▶ _ITEMS_:
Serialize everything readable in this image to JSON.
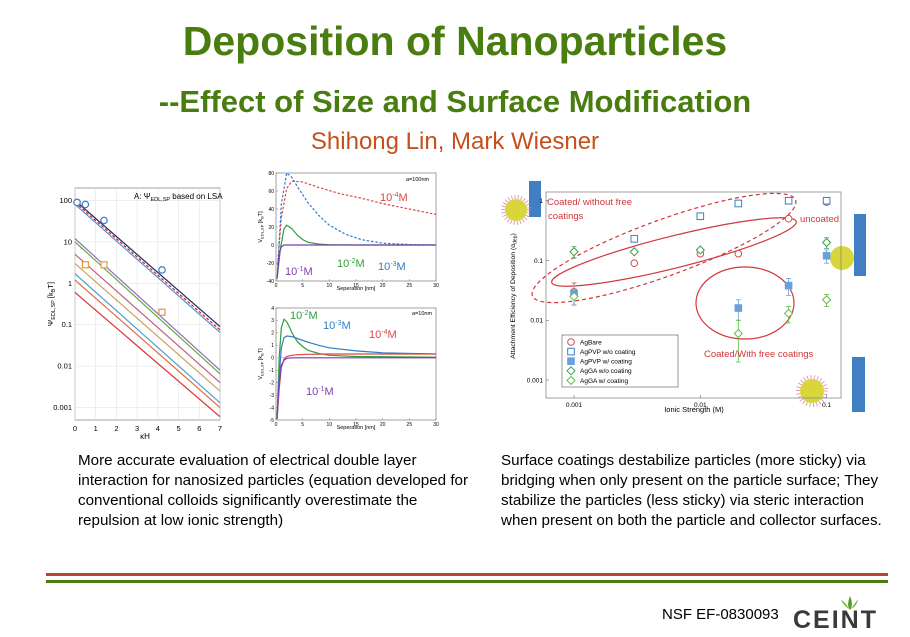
{
  "header": {
    "title": "Deposition of Nanoparticles",
    "subtitle": "--Effect of Size and Surface Modification",
    "authors": "Shihong Lin, Mark Wiesner"
  },
  "captions": {
    "left": "More accurate evaluation of electrical double layer interaction for nanosized particles (equation developed for conventional colloids significantly overestimate the repulsion at low ionic strength)",
    "right": "Surface coatings destabilize particles (more sticky) via bridging when only present on the particle surface; They stabilize the particles (less sticky) via steric interaction when present on both the particle and collector surfaces."
  },
  "footer": {
    "grant": "NSF EF-0830093",
    "logo_text": "CEINT"
  },
  "colors": {
    "title": "#4a7d0f",
    "authors": "#c4501c",
    "rule_red": "#b5482a",
    "rule_green": "#4a7d0f"
  },
  "chart_data": [
    {
      "id": "chart1",
      "type": "line",
      "title": "A: Ψ_EDL,SP based on LSA",
      "title_main": "A: Ψ",
      "title_sub": "EDL,SP",
      "title_rest": " based on LSA",
      "xlabel": "κH",
      "ylabel": "Ψ_EDL,SP [k_BT]",
      "ylabel_main": "Ψ",
      "ylabel_sub": "EDL,SP",
      "ylabel_rest": " [k",
      "ylabel_sub2": "B",
      "ylabel_end": "T]",
      "xlim": [
        0,
        7
      ],
      "ylim_log": [
        0.0005,
        200
      ],
      "yscale": "log",
      "xticks": [
        0,
        1,
        2,
        3,
        4,
        5,
        6,
        7
      ],
      "yticks": [
        100,
        10,
        1,
        0.1,
        0.01,
        0.001
      ],
      "ytick_labels": [
        "100",
        "10",
        "1",
        "0.1",
        "0.01",
        "0.001"
      ],
      "series": [
        {
          "color": "#1c2a5a",
          "dash": false,
          "x": [
            0,
            7
          ],
          "y": [
            100,
            0.09
          ]
        },
        {
          "color": "#d02020",
          "dash": true,
          "x": [
            0,
            7
          ],
          "y": [
            90,
            0.075
          ]
        },
        {
          "color": "#5a8fd0",
          "dash": false,
          "x": [
            0,
            7
          ],
          "y": [
            80,
            0.065
          ]
        },
        {
          "color": "#8a6fc0",
          "dash": false,
          "x": [
            0,
            7
          ],
          "y": [
            12,
            0.008
          ]
        },
        {
          "color": "#6aa83e",
          "dash": false,
          "x": [
            0,
            7
          ],
          "y": [
            10,
            0.0065
          ]
        },
        {
          "color": "#c06080",
          "dash": false,
          "x": [
            0,
            7
          ],
          "y": [
            5,
            0.004
          ]
        },
        {
          "color": "#d0a060",
          "dash": false,
          "x": [
            0,
            7
          ],
          "y": [
            3,
            0.0025
          ]
        },
        {
          "color": "#e06a3a",
          "dash": false,
          "x": [
            0,
            7
          ],
          "y": [
            1.2,
            0.001
          ]
        },
        {
          "color": "#50a0d0",
          "dash": false,
          "x": [
            0,
            7
          ],
          "y": [
            1.7,
            0.0013
          ]
        },
        {
          "color": "#d83030",
          "dash": false,
          "x": [
            0,
            7
          ],
          "y": [
            0.6,
            0.0006
          ]
        }
      ],
      "markers_circle": [
        {
          "x": 0.1,
          "y": 90
        },
        {
          "x": 0.5,
          "y": 80
        },
        {
          "x": 1.4,
          "y": 33
        },
        {
          "x": 4.2,
          "y": 2.1
        }
      ],
      "markers_square": [
        {
          "x": 0.5,
          "y": 2.8
        },
        {
          "x": 1.4,
          "y": 2.8
        },
        {
          "x": 4.2,
          "y": 0.2
        }
      ]
    },
    {
      "id": "chart2",
      "type": "line",
      "corner_label": "a=100nm",
      "xlabel": "Seperation [nm]",
      "ylabel": "V_EDL,SP [k_BT]",
      "ylabel_main": "V",
      "ylabel_sub": "EDL,SP",
      "ylabel_rest": " [k",
      "ylabel_sub2": "B",
      "ylabel_end": "T]",
      "xlim": [
        0,
        30
      ],
      "ylim": [
        -40,
        80
      ],
      "xticks": [
        0,
        5,
        10,
        15,
        20,
        25,
        30
      ],
      "yticks": [
        -40,
        -20,
        0,
        20,
        40,
        60,
        80
      ],
      "series": [
        {
          "name": "10⁻⁴M",
          "label_text": "10",
          "label_exp": "-4",
          "label_unit": "M",
          "color": "#e04545",
          "dash": true,
          "x": [
            0.3,
            1,
            2,
            3,
            5,
            8,
            12,
            16,
            20,
            25,
            30
          ],
          "y": [
            -22,
            30,
            63,
            71,
            70,
            64,
            57,
            52,
            46,
            40,
            34
          ]
        },
        {
          "name": "10⁻³M",
          "label_text": "10",
          "label_exp": "-3",
          "label_unit": "M",
          "color": "#2f7ec6",
          "dash": true,
          "x": [
            0.3,
            1,
            2,
            3,
            4,
            6,
            8,
            10,
            13,
            16,
            20,
            25,
            30
          ],
          "y": [
            -28,
            45,
            80,
            75,
            65,
            47,
            33,
            22,
            12,
            6,
            2,
            0.5,
            0
          ]
        },
        {
          "name": "10⁻²M",
          "label_text": "10",
          "label_exp": "-2",
          "label_unit": "M",
          "color": "#2f9e3a",
          "dash": false,
          "x": [
            0.2,
            0.8,
            1.5,
            2,
            3,
            4,
            5,
            6,
            8,
            10,
            15,
            30
          ],
          "y": [
            -38,
            -5,
            18,
            22,
            18,
            11,
            6,
            3,
            1,
            0.3,
            0,
            0
          ]
        },
        {
          "name": "10⁻¹M",
          "label_text": "10",
          "label_exp": "-1",
          "label_unit": "M",
          "color": "#7a3fb0",
          "dash": false,
          "x": [
            0.2,
            0.6,
            1,
            1.5,
            2,
            2.5,
            3,
            4,
            6,
            30
          ],
          "y": [
            -36,
            -10,
            -2,
            0,
            0,
            0,
            0,
            0,
            0,
            0
          ]
        }
      ],
      "reference_line_y": 0
    },
    {
      "id": "chart3",
      "type": "line",
      "corner_label": "a=10nm",
      "xlabel": "Seperation [nm]",
      "ylabel": "V_EDL,SP [k_BT]",
      "ylabel_main": "V",
      "ylabel_sub": "EDL,SP",
      "ylabel_rest": " [k",
      "ylabel_sub2": "B",
      "ylabel_end": "T]",
      "xlim": [
        0,
        30
      ],
      "ylim": [
        -5,
        4
      ],
      "xticks": [
        0,
        5,
        10,
        15,
        20,
        25,
        30
      ],
      "yticks": [
        -5,
        -4,
        -3,
        -2,
        -1,
        0,
        1,
        2,
        3,
        4
      ],
      "series": [
        {
          "name": "10⁻²M",
          "label_text": "10",
          "label_exp": "-2",
          "label_unit": "M",
          "color": "#2f9e3a",
          "dash": false,
          "x": [
            0.2,
            0.6,
            1,
            1.5,
            2,
            2.5,
            3,
            4,
            5,
            6,
            8,
            10,
            15,
            30
          ],
          "y": [
            -4.9,
            0,
            2.4,
            3.1,
            2.9,
            2.5,
            2.0,
            1.3,
            0.9,
            0.6,
            0.35,
            0.2,
            0.1,
            0.05
          ]
        },
        {
          "name": "10⁻³M",
          "label_text": "10",
          "label_exp": "-3",
          "label_unit": "M",
          "color": "#2f7ec6",
          "dash": false,
          "x": [
            0.2,
            0.6,
            1,
            1.5,
            2,
            3,
            4,
            6,
            8,
            10,
            15,
            20,
            30
          ],
          "y": [
            -4.9,
            -1.5,
            0.8,
            1.6,
            1.75,
            1.7,
            1.55,
            1.25,
            1.0,
            0.8,
            0.55,
            0.4,
            0.3
          ]
        },
        {
          "name": "10⁻⁴M",
          "label_text": "10",
          "label_exp": "-4",
          "label_unit": "M",
          "color": "#e04545",
          "dash": false,
          "x": [
            0.2,
            0.6,
            1,
            1.5,
            2,
            3,
            4,
            6,
            10,
            15,
            20,
            30
          ],
          "y": [
            -4.9,
            -2.5,
            -0.8,
            -0.1,
            0.1,
            0.2,
            0.25,
            0.28,
            0.3,
            0.3,
            0.3,
            0.3
          ]
        },
        {
          "name": "10⁻¹M",
          "label_text": "10",
          "label_exp": "-1",
          "label_unit": "M",
          "color": "#7a3fb0",
          "dash": false,
          "x": [
            0.2,
            0.5,
            1,
            1.5,
            2,
            3,
            4,
            6,
            10,
            30
          ],
          "y": [
            -4.9,
            -2.5,
            -0.6,
            -0.2,
            -0.05,
            0,
            0,
            0,
            0,
            0
          ]
        }
      ]
    },
    {
      "id": "chart4",
      "type": "scatter",
      "xlabel": "Ionic Strength (M)",
      "ylabel": "Attachment Efficiency of Deposition (α_dep)",
      "ylabel_main": "Attachment Efficiency of Deposition (α",
      "ylabel_sub": "dep",
      "ylabel_end": ")",
      "xscale": "log",
      "yscale": "log",
      "xlim": [
        0.0006,
        0.13
      ],
      "ylim": [
        0.0005,
        1.4
      ],
      "xticks": [
        0.001,
        0.01,
        0.1
      ],
      "xtick_labels": [
        "0.001",
        "0.01",
        "0.1"
      ],
      "yticks": [
        1,
        0.1,
        0.01,
        0.001
      ],
      "ytick_labels": [
        "1",
        "0.1",
        "0.01",
        "0.001"
      ],
      "legend_position": "bottom-left",
      "series": [
        {
          "name": "AgBare",
          "marker": "circle",
          "fill": "none",
          "color": "#d24b4b",
          "points": [
            {
              "x": 0.001,
              "y": 0.03,
              "err": 0.012
            },
            {
              "x": 0.003,
              "y": 0.09
            },
            {
              "x": 0.01,
              "y": 0.13
            },
            {
              "x": 0.02,
              "y": 0.13
            },
            {
              "x": 0.05,
              "y": 0.5
            },
            {
              "x": 0.1,
              "y": 0.95
            }
          ]
        },
        {
          "name": "AgPVP w/o coating",
          "marker": "square",
          "fill": "none",
          "color": "#3a7fc8",
          "points": [
            {
              "x": 0.003,
              "y": 0.23
            },
            {
              "x": 0.01,
              "y": 0.55
            },
            {
              "x": 0.02,
              "y": 0.9
            },
            {
              "x": 0.05,
              "y": 1.0
            },
            {
              "x": 0.1,
              "y": 1.0
            }
          ]
        },
        {
          "name": "AgPVP w/ coating",
          "marker": "square",
          "fill": "solid",
          "color": "#6aa0dc",
          "points": [
            {
              "x": 0.001,
              "y": 0.028,
              "err": 0.01
            },
            {
              "x": 0.02,
              "y": 0.016,
              "err": 0.006
            },
            {
              "x": 0.05,
              "y": 0.038,
              "err": 0.012
            },
            {
              "x": 0.1,
              "y": 0.12,
              "err": 0.03
            }
          ]
        },
        {
          "name": "AgGA w/o coating",
          "marker": "diamond",
          "fill": "none",
          "color": "#3aa043",
          "points": [
            {
              "x": 0.001,
              "y": 0.14,
              "err": 0.03
            },
            {
              "x": 0.003,
              "y": 0.14
            },
            {
              "x": 0.01,
              "y": 0.15
            },
            {
              "x": 0.1,
              "y": 0.2,
              "err": 0.04
            }
          ]
        },
        {
          "name": "AgGA w/ coating",
          "marker": "diamond",
          "fill": "none",
          "color": "#5cc040",
          "points": [
            {
              "x": 0.001,
              "y": 0.025
            },
            {
              "x": 0.02,
              "y": 0.006,
              "err": 0.004
            },
            {
              "x": 0.05,
              "y": 0.013,
              "err": 0.004
            },
            {
              "x": 0.1,
              "y": 0.022,
              "err": 0.005
            }
          ]
        }
      ],
      "annotations": [
        {
          "text": "Coated/ without free",
          "color": "#d0363a"
        },
        {
          "text": "coatings",
          "color": "#d0363a"
        },
        {
          "text": "uncoated",
          "color": "#d0363a"
        },
        {
          "text": "Coated/With free coatings",
          "color": "#d0363a"
        }
      ]
    }
  ]
}
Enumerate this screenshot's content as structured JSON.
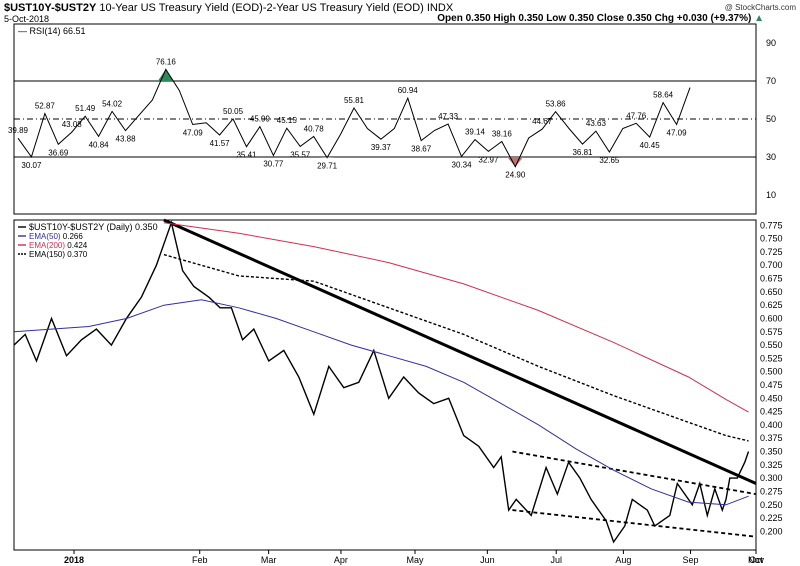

▶ _EXERCISE DESCRIPTION_:
Only a number is needed: how many lines of the material above contain "Efficiency"?

▶ _ANSWER_:
2